(Items from a data source)
--- begin ---
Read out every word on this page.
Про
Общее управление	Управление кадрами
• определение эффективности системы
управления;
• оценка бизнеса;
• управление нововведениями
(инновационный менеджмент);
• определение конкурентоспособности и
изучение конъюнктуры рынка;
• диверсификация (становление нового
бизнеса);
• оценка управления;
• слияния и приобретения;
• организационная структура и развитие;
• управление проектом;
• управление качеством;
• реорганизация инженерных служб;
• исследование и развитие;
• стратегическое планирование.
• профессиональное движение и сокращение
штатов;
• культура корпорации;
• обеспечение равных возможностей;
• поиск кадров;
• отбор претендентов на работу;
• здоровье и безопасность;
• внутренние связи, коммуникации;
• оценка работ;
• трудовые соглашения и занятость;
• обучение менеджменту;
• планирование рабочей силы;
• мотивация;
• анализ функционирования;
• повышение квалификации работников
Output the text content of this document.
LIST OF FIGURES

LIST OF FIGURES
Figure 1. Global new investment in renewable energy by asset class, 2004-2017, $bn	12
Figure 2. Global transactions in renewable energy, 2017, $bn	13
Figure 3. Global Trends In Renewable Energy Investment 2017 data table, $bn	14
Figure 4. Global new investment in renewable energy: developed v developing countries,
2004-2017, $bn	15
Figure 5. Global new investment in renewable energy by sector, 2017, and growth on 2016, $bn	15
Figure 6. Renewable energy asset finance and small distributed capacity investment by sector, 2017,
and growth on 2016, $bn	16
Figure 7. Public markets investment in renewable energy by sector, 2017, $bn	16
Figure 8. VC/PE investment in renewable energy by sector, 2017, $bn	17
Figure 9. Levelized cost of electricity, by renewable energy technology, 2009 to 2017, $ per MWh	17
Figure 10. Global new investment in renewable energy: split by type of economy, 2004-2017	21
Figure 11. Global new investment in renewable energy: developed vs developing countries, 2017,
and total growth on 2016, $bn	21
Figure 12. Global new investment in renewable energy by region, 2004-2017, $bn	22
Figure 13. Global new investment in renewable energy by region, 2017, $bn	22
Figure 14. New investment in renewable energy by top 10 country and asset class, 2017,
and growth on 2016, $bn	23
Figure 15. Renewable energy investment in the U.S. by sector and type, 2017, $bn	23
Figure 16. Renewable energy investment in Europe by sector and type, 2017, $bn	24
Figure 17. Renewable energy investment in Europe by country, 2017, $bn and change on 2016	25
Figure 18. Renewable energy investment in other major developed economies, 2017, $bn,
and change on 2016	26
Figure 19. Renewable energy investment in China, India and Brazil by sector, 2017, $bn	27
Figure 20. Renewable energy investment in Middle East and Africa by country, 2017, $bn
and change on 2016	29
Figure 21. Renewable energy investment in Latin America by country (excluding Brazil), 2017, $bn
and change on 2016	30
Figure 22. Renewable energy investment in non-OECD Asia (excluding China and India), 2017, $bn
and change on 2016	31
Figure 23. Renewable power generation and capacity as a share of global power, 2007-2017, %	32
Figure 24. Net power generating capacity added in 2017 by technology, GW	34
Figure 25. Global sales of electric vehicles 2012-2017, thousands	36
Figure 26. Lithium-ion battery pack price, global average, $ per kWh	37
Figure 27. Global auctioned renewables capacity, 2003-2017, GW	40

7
--- end ---
**Challenge:**
Copy all of the data exactly.

**The solution:**
Read out every word on this page.
Про
Общее управление	Управление кадрами
• определение эффективности системы
управления;
• оценка бизнеса;
• управление нововведениями
(инновационный менеджмент);
• определение конкурентоспособности и
изучение конъюнктуры рынка;
• диверсификация (становление нового
бизнеса);
• оценка управления;
• слияния и приобретения;
• организационная структура и развитие;
• управление проектом;
• управление качеством;
• реорганизация инженерных служб;
• исследование и развитие;
• стратегическое планирование.
• профессиональное движение и сокращение
штатов;
• культура корпорации;
• обеспечение равных возможностей;
• поиск кадров;
• отбор претендентов на работу;
• здоровье и безопасность;
• внутренние связи, коммуникации;
• оценка работ;
• трудовые соглашения и занятость;
• обучение менеджменту;
• планирование рабочей силы;
• мотивация;
• анализ функционирования;
• повышение квалификации работников
Output the text content of this document.
LIST OF FIGURES

LIST OF FIGURES
Figure 1. Global new investment in renewable energy by asset class, 2004-2017, $bn	12
Figure 2. Global transactions in renewable energy, 2017, $bn	13
Figure 3. Global Trends In Renewable Energy Investment 2017 data table, $bn	14
Figure 4. Global new investment in renewable energy: developed v developing countries,
2004-2017, $bn	15
Figure 5. Global new investment in renewable energy by sector, 2017, and growth on 2016, $bn	15
Figure 6. Renewable energy asset finance and small distributed capacity investment by sector, 2017,
and growth on 2016, $bn	16
Figure 7. Public markets investment in renewable energy by sector, 2017, $bn	16
Figure 8. VC/PE investment in renewable energy by sector, 2017, $bn	17
Figure 9. Levelized cost of electricity, by renewable energy technology, 2009 to 2017, $ per MWh	17
Figure 10. Global new investment in renewable energy: split by type of economy, 2004-2017	21
Figure 11. Global new investment in renewable energy: developed vs developing countries, 2017,
and total growth on 2016, $bn	21
Figure 12. Global new investment in renewable energy by region, 2004-2017, $bn	22
Figure 13. Global new investment in renewable energy by region, 2017, $bn	22
Figure 14. New investment in renewable energy by top 10 country and asset class, 2017,
and growth on 2016, $bn	23
Figure 15. Renewable energy investment in the U.S. by sector and type, 2017, $bn	23
Figure 16. Renewable energy investment in Europe by sector and type, 2017, $bn	24
Figure 17. Renewable energy investment in Europe by country, 2017, $bn and change on 2016	25
Figure 18. Renewable energy investment in other major developed economies, 2017, $bn,
and change on 2016	26
Figure 19. Renewable energy investment in China, India and Brazil by sector, 2017, $bn	27
Figure 20. Renewable energy investment in Middle East and Africa by country, 2017, $bn
and change on 2016	29
Figure 21. Renewable energy investment in Latin America by country (excluding Brazil), 2017, $bn
and change on 2016	30
Figure 22. Renewable energy investment in non-OECD Asia (excluding China and India), 2017, $bn
and change on 2016	31
Figure 23. Renewable power generation and capacity as a share of global power, 2007-2017, %	32
Figure 24. Net power generating capacity added in 2017 by technology, GW	34
Figure 25. Global sales of electric vehicles 2012-2017, thousands	36
Figure 26. Lithium-ion battery pack price, global average, $ per kWh	37
Figure 27. Global auctioned renewables capacity, 2003-2017, GW	40

7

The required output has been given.